What you will do:
Repeat only the lines from the one holding "Read all visible content and emit it as JSON." down to the last line of the listing below, including both of those lines.

Items:
◆ ◆ ◆ ◆ ◆
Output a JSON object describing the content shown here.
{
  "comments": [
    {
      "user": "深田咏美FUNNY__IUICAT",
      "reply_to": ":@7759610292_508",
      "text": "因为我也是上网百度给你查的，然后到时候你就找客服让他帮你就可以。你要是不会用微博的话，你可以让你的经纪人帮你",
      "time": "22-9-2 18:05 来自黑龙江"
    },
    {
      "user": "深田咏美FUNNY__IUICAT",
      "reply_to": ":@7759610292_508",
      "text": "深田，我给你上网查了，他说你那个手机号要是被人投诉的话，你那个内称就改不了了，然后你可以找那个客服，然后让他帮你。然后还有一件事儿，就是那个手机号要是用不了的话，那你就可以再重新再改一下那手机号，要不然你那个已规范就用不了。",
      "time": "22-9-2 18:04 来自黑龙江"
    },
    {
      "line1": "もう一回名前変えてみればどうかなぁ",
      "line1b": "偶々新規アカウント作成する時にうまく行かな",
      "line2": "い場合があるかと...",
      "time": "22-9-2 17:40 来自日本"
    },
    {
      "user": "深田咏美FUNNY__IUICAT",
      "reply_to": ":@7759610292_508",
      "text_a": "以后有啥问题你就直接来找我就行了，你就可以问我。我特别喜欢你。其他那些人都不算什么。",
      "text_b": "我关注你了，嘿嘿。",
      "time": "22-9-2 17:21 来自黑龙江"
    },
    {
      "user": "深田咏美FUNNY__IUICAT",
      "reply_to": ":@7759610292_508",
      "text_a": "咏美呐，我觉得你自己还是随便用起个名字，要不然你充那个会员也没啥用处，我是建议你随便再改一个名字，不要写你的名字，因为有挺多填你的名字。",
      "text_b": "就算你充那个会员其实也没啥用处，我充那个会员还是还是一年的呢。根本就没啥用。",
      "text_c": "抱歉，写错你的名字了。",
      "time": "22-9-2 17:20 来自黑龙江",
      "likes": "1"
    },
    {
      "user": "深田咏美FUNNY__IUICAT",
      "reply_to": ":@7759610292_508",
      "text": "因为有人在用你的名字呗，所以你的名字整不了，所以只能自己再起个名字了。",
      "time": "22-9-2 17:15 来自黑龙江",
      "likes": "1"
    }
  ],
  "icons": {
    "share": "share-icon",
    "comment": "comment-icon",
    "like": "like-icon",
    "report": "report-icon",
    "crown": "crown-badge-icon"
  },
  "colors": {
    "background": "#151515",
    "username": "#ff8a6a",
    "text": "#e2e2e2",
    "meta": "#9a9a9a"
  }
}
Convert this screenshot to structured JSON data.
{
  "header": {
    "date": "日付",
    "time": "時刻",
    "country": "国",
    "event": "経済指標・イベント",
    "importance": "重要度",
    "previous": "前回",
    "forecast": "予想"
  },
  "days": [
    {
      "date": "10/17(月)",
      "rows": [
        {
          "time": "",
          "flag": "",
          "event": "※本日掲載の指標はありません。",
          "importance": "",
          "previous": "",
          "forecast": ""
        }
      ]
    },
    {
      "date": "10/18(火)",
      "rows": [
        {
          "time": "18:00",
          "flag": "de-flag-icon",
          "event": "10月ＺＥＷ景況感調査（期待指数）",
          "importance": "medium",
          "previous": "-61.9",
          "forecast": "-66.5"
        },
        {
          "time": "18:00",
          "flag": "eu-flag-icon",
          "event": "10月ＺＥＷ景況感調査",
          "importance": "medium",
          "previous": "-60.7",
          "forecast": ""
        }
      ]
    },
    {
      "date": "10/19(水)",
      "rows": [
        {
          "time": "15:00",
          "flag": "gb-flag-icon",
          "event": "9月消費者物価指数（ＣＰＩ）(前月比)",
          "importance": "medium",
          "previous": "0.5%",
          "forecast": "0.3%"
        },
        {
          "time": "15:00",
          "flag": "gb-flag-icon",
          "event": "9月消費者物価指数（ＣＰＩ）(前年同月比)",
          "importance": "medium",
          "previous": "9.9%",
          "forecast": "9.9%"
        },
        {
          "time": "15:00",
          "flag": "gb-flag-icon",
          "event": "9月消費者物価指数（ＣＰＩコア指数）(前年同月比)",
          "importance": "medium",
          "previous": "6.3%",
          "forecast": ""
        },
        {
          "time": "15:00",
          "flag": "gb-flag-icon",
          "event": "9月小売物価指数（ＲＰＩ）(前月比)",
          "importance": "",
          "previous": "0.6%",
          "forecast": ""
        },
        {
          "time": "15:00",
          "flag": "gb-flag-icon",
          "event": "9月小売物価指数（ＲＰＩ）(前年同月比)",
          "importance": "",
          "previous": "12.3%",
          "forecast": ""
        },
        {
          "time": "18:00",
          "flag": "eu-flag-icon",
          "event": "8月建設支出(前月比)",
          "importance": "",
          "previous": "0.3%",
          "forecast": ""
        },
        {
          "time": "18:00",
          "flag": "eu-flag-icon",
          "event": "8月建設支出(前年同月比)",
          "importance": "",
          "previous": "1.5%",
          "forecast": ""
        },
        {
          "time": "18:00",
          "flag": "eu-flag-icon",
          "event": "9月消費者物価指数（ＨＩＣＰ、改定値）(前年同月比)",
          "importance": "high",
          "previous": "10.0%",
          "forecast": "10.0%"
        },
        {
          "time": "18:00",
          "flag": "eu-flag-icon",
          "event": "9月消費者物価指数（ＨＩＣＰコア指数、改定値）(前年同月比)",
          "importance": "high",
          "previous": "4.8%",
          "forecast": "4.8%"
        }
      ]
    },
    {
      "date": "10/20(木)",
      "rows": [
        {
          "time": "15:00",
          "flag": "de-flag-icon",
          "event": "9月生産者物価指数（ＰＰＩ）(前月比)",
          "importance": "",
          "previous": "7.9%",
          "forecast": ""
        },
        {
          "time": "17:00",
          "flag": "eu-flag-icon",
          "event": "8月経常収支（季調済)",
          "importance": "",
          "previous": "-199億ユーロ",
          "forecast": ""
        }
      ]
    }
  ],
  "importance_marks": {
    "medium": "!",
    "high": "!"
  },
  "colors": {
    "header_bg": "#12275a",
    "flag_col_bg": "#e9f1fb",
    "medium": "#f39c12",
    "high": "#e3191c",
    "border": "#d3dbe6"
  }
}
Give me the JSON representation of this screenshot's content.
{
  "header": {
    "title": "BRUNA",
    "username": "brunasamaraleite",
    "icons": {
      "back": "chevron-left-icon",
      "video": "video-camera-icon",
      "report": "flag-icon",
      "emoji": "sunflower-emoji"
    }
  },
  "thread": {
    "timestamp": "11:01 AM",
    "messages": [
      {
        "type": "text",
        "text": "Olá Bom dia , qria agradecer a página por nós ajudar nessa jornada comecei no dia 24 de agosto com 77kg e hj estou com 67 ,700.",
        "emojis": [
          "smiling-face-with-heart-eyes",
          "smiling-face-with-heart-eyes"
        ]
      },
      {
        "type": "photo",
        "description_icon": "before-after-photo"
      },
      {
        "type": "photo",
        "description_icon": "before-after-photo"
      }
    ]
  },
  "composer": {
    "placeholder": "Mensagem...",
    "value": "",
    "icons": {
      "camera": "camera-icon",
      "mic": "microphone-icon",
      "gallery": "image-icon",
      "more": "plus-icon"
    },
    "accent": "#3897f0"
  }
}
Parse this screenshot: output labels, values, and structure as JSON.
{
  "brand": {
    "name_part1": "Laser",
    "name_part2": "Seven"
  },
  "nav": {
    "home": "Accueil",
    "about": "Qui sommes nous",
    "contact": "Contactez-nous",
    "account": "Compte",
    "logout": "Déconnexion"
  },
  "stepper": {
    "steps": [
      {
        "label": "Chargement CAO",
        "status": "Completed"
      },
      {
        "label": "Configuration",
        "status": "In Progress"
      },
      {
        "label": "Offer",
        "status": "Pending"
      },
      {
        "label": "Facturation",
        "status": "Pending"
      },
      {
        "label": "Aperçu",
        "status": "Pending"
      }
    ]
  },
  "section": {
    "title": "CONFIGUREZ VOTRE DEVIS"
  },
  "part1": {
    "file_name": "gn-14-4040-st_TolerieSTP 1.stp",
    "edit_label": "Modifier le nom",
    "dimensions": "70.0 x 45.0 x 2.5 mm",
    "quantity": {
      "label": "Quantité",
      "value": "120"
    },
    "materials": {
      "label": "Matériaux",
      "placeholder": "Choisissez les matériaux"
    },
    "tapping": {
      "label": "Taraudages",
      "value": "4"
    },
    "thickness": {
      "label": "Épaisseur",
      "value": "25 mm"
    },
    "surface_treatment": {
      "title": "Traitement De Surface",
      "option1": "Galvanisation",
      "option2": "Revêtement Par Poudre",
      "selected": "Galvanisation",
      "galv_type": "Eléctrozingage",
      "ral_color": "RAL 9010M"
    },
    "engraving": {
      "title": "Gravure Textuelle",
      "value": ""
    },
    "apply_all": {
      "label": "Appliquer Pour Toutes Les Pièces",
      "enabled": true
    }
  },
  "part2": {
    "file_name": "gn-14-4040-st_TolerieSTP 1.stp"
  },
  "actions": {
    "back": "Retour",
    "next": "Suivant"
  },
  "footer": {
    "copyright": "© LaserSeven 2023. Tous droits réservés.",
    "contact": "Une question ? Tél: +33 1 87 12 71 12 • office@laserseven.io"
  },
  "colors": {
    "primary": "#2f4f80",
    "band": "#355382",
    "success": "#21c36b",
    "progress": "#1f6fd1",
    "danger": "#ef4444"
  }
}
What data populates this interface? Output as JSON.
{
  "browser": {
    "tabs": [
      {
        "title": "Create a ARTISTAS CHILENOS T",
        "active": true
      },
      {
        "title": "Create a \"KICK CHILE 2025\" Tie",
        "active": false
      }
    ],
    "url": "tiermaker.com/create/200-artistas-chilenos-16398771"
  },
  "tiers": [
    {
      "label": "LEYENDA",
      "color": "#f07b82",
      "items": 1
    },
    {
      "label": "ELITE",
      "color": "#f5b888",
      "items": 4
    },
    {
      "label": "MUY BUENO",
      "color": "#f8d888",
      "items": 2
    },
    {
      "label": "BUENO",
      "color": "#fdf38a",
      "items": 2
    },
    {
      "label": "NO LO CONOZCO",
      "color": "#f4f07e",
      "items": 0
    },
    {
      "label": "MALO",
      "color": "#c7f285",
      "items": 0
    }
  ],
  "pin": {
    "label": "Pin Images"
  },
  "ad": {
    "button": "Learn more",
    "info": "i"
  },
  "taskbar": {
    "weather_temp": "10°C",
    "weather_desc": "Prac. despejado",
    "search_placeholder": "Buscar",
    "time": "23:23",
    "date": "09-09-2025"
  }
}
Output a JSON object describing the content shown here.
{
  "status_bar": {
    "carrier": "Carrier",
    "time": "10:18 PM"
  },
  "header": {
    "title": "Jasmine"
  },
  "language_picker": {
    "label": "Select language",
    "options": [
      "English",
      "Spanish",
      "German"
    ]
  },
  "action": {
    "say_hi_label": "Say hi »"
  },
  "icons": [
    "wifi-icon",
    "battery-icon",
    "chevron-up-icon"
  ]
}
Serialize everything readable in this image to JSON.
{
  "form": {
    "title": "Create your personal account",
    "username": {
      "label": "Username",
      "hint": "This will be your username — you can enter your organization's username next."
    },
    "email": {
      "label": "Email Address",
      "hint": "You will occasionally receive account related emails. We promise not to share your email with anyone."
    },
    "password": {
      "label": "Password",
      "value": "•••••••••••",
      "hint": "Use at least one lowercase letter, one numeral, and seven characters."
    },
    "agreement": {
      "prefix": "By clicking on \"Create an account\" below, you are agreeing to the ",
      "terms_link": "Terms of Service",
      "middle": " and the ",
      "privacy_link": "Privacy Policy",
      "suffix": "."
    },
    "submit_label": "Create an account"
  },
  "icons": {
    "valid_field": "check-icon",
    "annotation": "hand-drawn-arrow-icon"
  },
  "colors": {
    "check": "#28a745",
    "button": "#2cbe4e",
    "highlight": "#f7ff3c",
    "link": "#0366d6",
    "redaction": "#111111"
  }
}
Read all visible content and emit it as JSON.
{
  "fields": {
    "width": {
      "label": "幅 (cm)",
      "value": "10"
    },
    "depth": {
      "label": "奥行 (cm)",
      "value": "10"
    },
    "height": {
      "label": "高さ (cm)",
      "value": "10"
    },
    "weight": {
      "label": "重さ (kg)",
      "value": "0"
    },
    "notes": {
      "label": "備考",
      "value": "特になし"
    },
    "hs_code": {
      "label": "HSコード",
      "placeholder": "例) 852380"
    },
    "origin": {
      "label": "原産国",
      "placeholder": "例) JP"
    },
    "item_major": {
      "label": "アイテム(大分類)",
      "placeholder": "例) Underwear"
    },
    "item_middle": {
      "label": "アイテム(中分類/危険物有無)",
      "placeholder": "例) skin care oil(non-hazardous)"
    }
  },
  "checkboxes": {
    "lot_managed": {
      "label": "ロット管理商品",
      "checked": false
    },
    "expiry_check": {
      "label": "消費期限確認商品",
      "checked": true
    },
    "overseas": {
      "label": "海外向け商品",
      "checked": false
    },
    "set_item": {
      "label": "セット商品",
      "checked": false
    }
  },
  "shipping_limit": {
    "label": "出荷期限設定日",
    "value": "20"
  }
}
◆ ◆ ◆ ◆ ◆
Final result:
Read all visible content and emit it as JSON.
{
  "fields": {
    "width": {
      "label": "幅 (cm)",
      "value": "10"
    },
    "depth": {
      "label": "奥行 (cm)",
      "value": "10"
    },
    "height": {
      "label": "高さ (cm)",
      "value": "10"
    },
    "weight": {
      "label": "重さ (kg)",
      "value": "0"
    },
    "notes": {
      "label": "備考",
      "value": "特になし"
    },
    "hs_code": {
      "label": "HSコード",
      "placeholder": "例) 852380"
    },
    "origin": {
      "label": "原産国",
      "placeholder": "例) JP"
    },
    "item_major": {
      "label": "アイテム(大分類)",
      "placeholder": "例) Underwear"
    },
    "item_middle": {
      "label": "アイテム(中分類/危険物有無)",
      "placeholder": "例) skin care oil(non-hazardous)"
    }
  },
  "checkboxes": {
    "lot_managed": {
      "label": "ロット管理商品",
      "checked": false
    },
    "expiry_check": {
      "label": "消費期限確認商品",
      "checked": true
    },
    "overseas": {
      "label": "海外向け商品",
      "checked": false
    },
    "set_item": {
      "label": "セット商品",
      "checked": false
    }
  },
  "shipping_limit": {
    "label": "出荷期限設定日",
    "value": "20"
  }
}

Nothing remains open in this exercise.